▸ **Trecho apresentado**

E ainda em resposta a essa proposta golpista, consta que o comandante do Exército, general Freire Gomes houvera, de imediato, dito ao capitão ex-presidente que “se o senhor for em frente com isso, serei obrigado a prendê-lo”, enquanto o comandante da Marinha, almirante Almir Garnier, teria manifestado apoio a essa ignóbil proposta golpista.

Mas não só a música se transformou, o mundo se transformou, tudo se transformou, mesmo assim continuamos pensando só naquilo: o golpe, para derrubada de governos democraticamente eleitos. Os desgovernos de Temer – este produto do golpe do impeachment, com a participação midiática ativa e das forças econômicas – e  o do capitão foram contaminados pela ostensiva presença de militares ocupando altos postos na administração. E, diga-se, com atuação desastrosa, como se deu com gestão do general Pazuello no “comando” (entre aspas) do Ministério da Saúde, quando a morte pela covid foi disseminada a cântaros, aos milhares, ceifando a vida de muitos brasileiros e brasileiras.

[Registros de uma fonte de dados]
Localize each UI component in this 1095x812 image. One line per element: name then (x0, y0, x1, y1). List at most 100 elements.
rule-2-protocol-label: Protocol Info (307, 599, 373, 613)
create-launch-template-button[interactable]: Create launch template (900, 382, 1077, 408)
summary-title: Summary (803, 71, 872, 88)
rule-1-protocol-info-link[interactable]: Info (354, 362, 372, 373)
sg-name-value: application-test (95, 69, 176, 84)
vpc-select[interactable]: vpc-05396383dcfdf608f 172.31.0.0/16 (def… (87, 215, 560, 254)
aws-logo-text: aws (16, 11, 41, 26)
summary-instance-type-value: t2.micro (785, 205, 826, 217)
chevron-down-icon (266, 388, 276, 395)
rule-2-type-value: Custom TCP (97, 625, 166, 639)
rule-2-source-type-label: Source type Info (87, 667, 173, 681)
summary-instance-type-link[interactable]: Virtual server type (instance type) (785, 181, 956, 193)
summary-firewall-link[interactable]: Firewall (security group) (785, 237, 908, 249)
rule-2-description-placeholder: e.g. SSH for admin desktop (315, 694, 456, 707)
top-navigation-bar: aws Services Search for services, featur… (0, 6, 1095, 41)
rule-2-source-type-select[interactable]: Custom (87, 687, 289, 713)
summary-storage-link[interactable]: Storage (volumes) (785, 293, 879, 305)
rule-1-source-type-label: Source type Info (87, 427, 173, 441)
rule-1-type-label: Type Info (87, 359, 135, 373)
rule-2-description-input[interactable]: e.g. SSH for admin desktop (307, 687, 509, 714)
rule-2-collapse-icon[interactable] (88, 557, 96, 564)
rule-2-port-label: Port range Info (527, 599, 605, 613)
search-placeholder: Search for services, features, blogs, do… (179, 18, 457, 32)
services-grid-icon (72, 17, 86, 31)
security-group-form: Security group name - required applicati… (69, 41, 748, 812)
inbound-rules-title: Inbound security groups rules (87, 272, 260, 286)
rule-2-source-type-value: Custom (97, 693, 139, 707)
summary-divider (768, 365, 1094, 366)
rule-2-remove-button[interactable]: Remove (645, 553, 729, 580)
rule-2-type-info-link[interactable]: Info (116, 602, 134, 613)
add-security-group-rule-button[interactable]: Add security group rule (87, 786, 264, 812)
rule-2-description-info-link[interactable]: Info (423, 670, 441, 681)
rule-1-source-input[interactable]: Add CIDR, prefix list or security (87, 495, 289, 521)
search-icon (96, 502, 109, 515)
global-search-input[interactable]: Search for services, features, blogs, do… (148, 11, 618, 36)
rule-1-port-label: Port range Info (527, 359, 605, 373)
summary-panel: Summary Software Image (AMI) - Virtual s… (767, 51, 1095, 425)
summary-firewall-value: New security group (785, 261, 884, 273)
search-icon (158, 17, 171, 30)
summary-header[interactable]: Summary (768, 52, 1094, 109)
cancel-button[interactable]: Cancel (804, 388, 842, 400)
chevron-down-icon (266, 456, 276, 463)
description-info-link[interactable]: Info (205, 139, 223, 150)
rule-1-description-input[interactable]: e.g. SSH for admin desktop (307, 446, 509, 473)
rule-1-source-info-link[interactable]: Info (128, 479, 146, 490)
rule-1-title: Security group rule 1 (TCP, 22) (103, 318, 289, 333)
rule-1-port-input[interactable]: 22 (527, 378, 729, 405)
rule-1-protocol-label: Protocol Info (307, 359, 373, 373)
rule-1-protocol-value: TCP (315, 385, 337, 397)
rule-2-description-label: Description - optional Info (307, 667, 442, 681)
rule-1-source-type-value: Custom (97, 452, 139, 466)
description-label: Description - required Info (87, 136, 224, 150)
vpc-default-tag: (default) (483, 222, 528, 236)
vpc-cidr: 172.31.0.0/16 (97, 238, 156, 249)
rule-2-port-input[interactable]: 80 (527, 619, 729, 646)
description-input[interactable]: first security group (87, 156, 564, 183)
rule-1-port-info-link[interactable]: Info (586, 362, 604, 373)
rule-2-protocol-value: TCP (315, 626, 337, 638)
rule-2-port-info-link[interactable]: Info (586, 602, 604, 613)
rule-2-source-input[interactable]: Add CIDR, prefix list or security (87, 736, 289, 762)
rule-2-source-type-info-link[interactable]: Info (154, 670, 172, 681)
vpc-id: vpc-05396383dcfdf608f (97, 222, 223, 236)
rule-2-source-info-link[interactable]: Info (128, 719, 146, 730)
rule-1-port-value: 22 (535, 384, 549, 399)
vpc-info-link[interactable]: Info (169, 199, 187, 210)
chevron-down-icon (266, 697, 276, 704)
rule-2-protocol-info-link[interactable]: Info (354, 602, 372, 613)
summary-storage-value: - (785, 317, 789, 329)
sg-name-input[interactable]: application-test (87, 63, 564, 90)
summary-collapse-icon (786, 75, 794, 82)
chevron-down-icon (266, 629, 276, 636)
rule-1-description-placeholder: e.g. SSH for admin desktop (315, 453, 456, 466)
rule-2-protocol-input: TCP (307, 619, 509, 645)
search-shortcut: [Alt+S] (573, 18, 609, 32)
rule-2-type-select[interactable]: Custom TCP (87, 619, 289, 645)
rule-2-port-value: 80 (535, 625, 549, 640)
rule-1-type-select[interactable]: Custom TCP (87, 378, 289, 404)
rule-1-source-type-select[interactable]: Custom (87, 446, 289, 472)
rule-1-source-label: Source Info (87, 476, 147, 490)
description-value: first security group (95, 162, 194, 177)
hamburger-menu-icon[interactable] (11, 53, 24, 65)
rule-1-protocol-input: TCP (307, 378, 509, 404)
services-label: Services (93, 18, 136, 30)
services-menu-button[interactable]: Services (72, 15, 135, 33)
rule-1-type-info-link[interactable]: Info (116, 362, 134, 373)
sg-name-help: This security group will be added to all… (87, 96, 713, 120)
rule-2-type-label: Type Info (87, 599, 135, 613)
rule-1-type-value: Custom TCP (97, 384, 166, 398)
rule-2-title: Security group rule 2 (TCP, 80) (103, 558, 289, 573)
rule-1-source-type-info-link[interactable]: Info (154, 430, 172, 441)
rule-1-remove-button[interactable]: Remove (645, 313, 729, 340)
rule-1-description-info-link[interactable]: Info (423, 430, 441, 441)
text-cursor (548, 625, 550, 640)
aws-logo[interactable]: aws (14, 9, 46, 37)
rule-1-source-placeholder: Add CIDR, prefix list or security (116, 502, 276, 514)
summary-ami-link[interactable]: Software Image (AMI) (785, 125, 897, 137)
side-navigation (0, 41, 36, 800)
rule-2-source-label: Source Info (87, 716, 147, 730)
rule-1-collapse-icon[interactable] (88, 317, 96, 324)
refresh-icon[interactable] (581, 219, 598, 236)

▸ **Enunciado da tarefa**
Liste, por favor, todas as pessoas que o trecho apresentado menciona pelo nome.

▸ **Resolução**
- general Freire Gomes
- almirante Almir Garnier
- Temer
- general Pazuello